### Objective
Reproduce the listing below word for word, with no pictures.

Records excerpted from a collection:
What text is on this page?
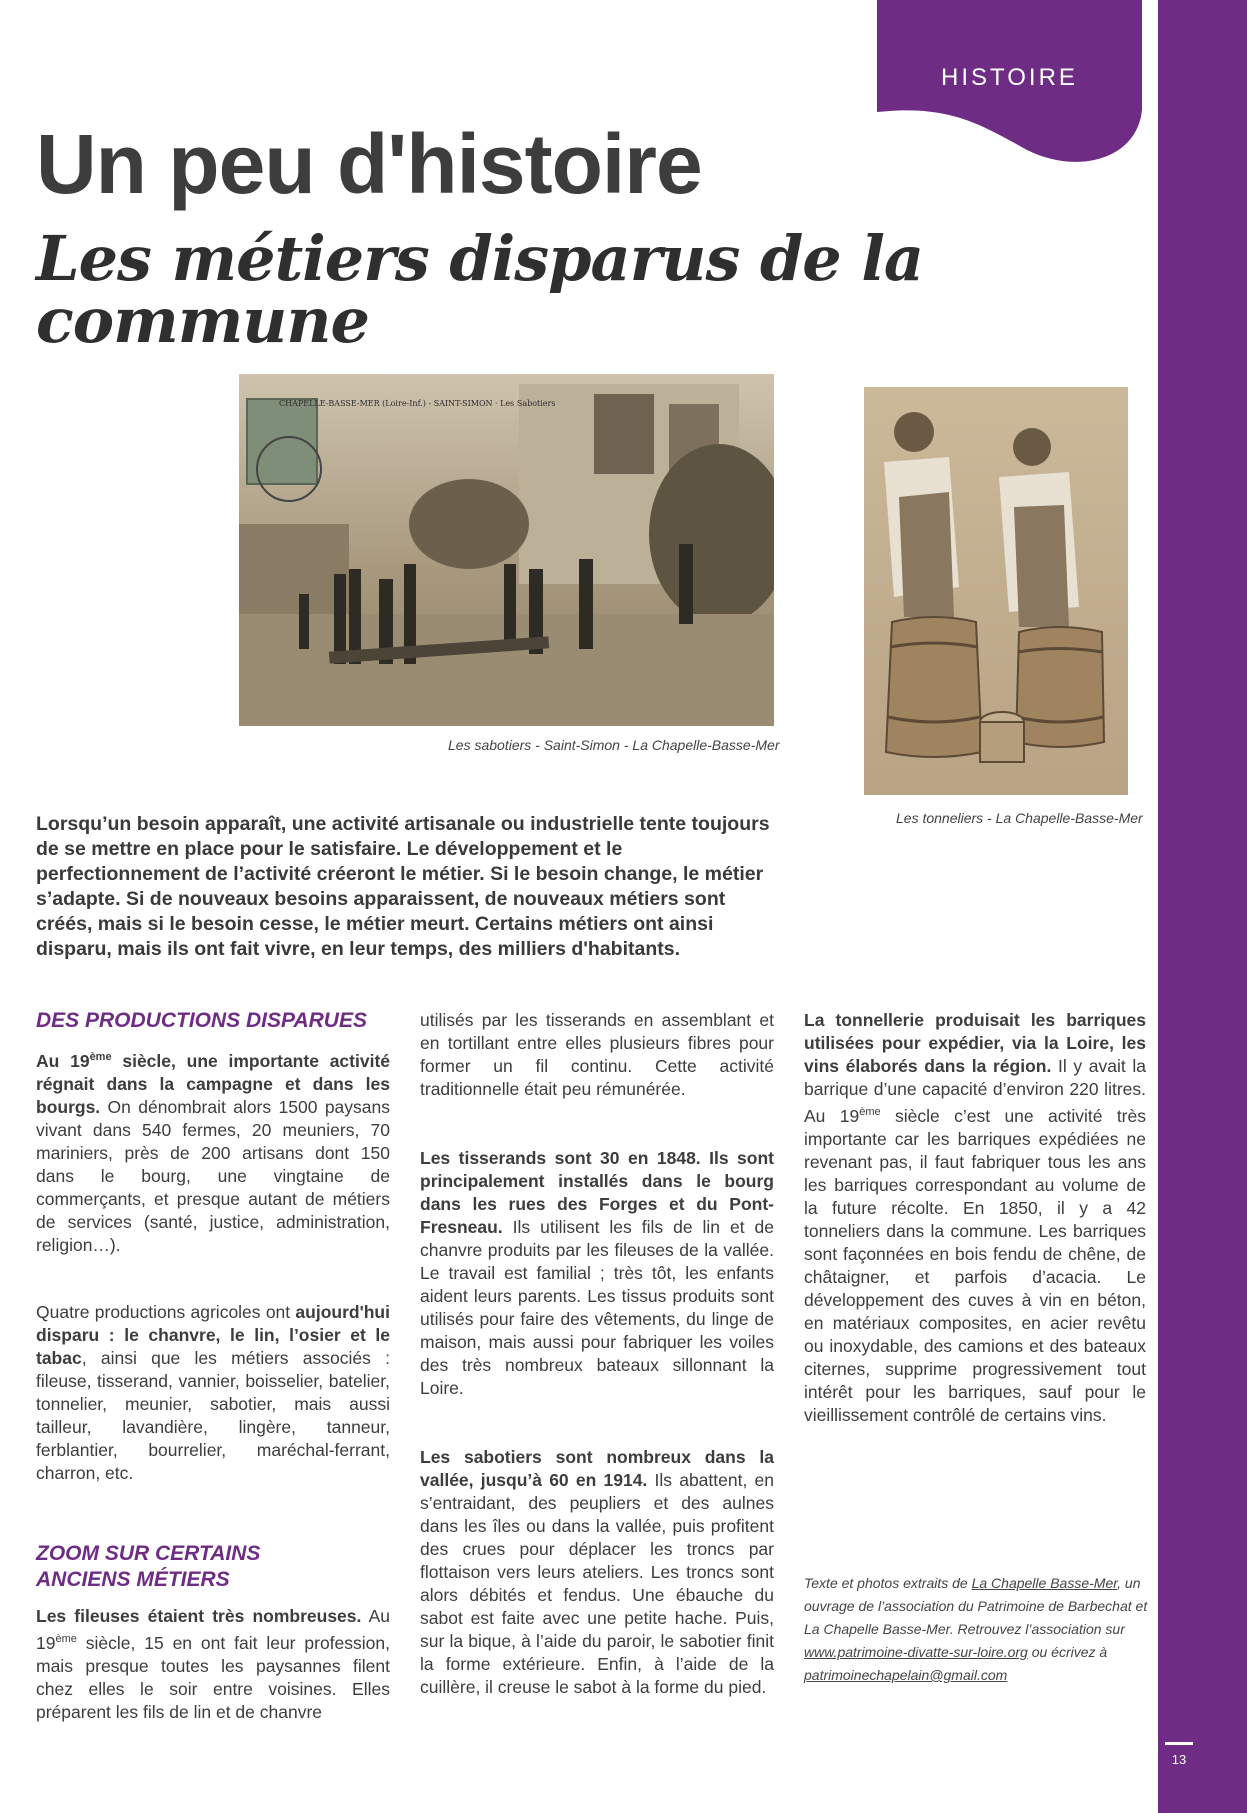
HISTOIRE
13
Un peu d'histoire
Les métiers disparus de la commune
CHAPELLE-BASSE-MER (Loire-Inf.) - SAINT-SIMON · Les Sabotiers
Les sabotiers - Saint-Simon - La Chapelle-Basse-Mer
Les tonneliers - La Chapelle-Basse-Mer

Lorsqu’un besoin apparaît, une activité artisanale ou industrielle tente toujours de se mettre en place pour le satisfaire. Le développement et le perfectionnement de l’activité créeront le métier. Si le besoin change, le métier s’adapte. Si de nouveaux besoins apparaissent, de nouveaux métiers sont créés, mais si le besoin cesse, le métier meurt. Certains métiers ont ainsi disparu, mais ils ont fait vivre, en leur temps, des milliers d'habitants.

DES PRODUCTIONS DISPARUES

Au 19ème siècle, une importante activité régnait dans la campagne et dans les bourgs. On dénombrait alors 1500 paysans vivant dans 540 fermes, 20 meuniers, 70 mariniers, près de 200 artisans dont 150 dans le bourg, une vingtaine de commerçants, et presque autant de métiers de services (santé, justice, administration, religion…).

Quatre productions agricoles ont aujourd'hui disparu : le chanvre, le lin, l’osier et le tabac, ainsi que les métiers associés : fileuse, tisserand, vannier, boisselier, batelier, tonnelier, meunier, sabotier, mais aussi tailleur, lavandière, lingère, tanneur, ferblantier, bourrelier, maréchal-ferrant, charron, etc.

ZOOM SUR CERTAINS ANCIENS MÉTIERS

Les fileuses étaient très nombreuses. Au 19ème siècle, 15 en ont fait leur profession, mais presque toutes les paysannes filent chez elles le soir entre voisines. Elles préparent les fils de lin et de chanvre

utilisés par les tisserands en assemblant et en tortillant entre elles plusieurs fibres pour former un fil continu. Cette activité traditionnelle était peu rémunérée.

Les tisserands sont 30 en 1848. Ils sont principalement installés dans le bourg dans les rues des Forges et du Pont-Fresneau. Ils utilisent les fils de lin et de chanvre produits par les fileuses de la vallée. Le travail est familial ; très tôt, les enfants aident leurs parents. Les tissus produits sont utilisés pour faire des vêtements, du linge de maison, mais aussi pour fabriquer les voiles des très nombreux bateaux sillonnant la Loire.

Les sabotiers sont nombreux dans la vallée, jusqu’à 60 en 1914. Ils abattent, en s’entraidant, des peupliers et des aulnes dans les îles ou dans la vallée, puis profitent des crues pour déplacer les troncs par flottaison vers leurs ateliers. Les troncs sont alors débités et fendus. Une ébauche du sabot est faite avec une petite hache. Puis, sur la bique, à l’aide du paroir, le sabotier finit la forme extérieure. Enfin, à l’aide de la cuillère, il creuse le sabot à la forme du pied.

La tonnellerie produisait les barriques utilisées pour expédier, via la Loire, les vins élaborés dans la région. Il y avait la barrique d’une capacité d’environ 220 litres. Au 19ème siècle c’est une activité très importante car les barriques expédiées ne revenant pas, il faut fabriquer tous les ans les barriques correspondant au volume de la future récolte. En 1850, il y a 42 tonneliers dans la commune. Les barriques sont façonnées en bois fendu de chêne, de châtaigner, et parfois d’acacia. Le développement des cuves à vin en béton, en matériaux composites, en acier revêtu ou inoxydable, des camions et des bateaux citernes, supprime progressivement tout intérêt pour les barriques, sauf pour le vieillissement contrôlé de certains vins.

Texte et photos extraits de La Chapelle Basse-Mer, un ouvrage de l’association du Patrimoine de Barbechat et La Chapelle Basse-Mer. Retrouvez l’association sur www.patrimoine-divatte-sur-loire.org ou écrivez à patrimoinechapelain@gmail.com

### Solved exercise
What text is on this page?
HISTOIRE
13
Un peu d'histoire
Les métiers disparus de la commune
CHAPELLE-BASSE-MER (Loire-Inf.) - SAINT-SIMON · Les Sabotiers
Les sabotiers - Saint-Simon - La Chapelle-Basse-Mer
Les tonneliers - La Chapelle-Basse-Mer

Lorsqu’un besoin apparaît, une activité artisanale ou industrielle tente toujours de se mettre en place pour le satisfaire. Le développement et le perfectionnement de l’activité créeront le métier. Si le besoin change, le métier s’adapte. Si de nouveaux besoins apparaissent, de nouveaux métiers sont créés, mais si le besoin cesse, le métier meurt. Certains métiers ont ainsi disparu, mais ils ont fait vivre, en leur temps, des milliers d'habitants.

DES PRODUCTIONS DISPARUES

Au 19ème siècle, une importante activité régnait dans la campagne et dans les bourgs. On dénombrait alors 1500 paysans vivant dans 540 fermes, 20 meuniers, 70 mariniers, près de 200 artisans dont 150 dans le bourg, une vingtaine de commerçants, et presque autant de métiers de services (santé, justice, administration, religion…).

Quatre productions agricoles ont aujourd'hui disparu : le chanvre, le lin, l’osier et le tabac, ainsi que les métiers associés : fileuse, tisserand, vannier, boisselier, batelier, tonnelier, meunier, sabotier, mais aussi tailleur, lavandière, lingère, tanneur, ferblantier, bourrelier, maréchal-ferrant, charron, etc.

ZOOM SUR CERTAINS ANCIENS MÉTIERS

Les fileuses étaient très nombreuses. Au 19ème siècle, 15 en ont fait leur profession, mais presque toutes les paysannes filent chez elles le soir entre voisines. Elles préparent les fils de lin et de chanvre

utilisés par les tisserands en assemblant et en tortillant entre elles plusieurs fibres pour former un fil continu. Cette activité traditionnelle était peu rémunérée.

Les tisserands sont 30 en 1848. Ils sont principalement installés dans le bourg dans les rues des Forges et du Pont-Fresneau. Ils utilisent les fils de lin et de chanvre produits par les fileuses de la vallée. Le travail est familial ; très tôt, les enfants aident leurs parents. Les tissus produits sont utilisés pour faire des vêtements, du linge de maison, mais aussi pour fabriquer les voiles des très nombreux bateaux sillonnant la Loire.

Les sabotiers sont nombreux dans la vallée, jusqu’à 60 en 1914. Ils abattent, en s’entraidant, des peupliers et des aulnes dans les îles ou dans la vallée, puis profitent des crues pour déplacer les troncs par flottaison vers leurs ateliers. Les troncs sont alors débités et fendus. Une ébauche du sabot est faite avec une petite hache. Puis, sur la bique, à l’aide du paroir, le sabotier finit la forme extérieure. Enfin, à l’aide de la cuillère, il creuse le sabot à la forme du pied.

La tonnellerie produisait les barriques utilisées pour expédier, via la Loire, les vins élaborés dans la région. Il y avait la barrique d’une capacité d’environ 220 litres. Au 19ème siècle c’est une activité très importante car les barriques expédiées ne revenant pas, il faut fabriquer tous les ans les barriques correspondant au volume de la future récolte. En 1850, il y a 42 tonneliers dans la commune. Les barriques sont façonnées en bois fendu de chêne, de châtaigner, et parfois d’acacia. Le développement des cuves à vin en béton, en matériaux composites, en acier revêtu ou inoxydable, des camions et des bateaux citernes, supprime progressivement tout intérêt pour les barriques, sauf pour le vieillissement contrôlé de certains vins.

Texte et photos extraits de La Chapelle Basse-Mer, un ouvrage de l’association du Patrimoine de Barbechat et La Chapelle Basse-Mer. Retrouvez l’association sur www.patrimoine-divatte-sur-loire.org ou écrivez à patrimoinechapelain@gmail.com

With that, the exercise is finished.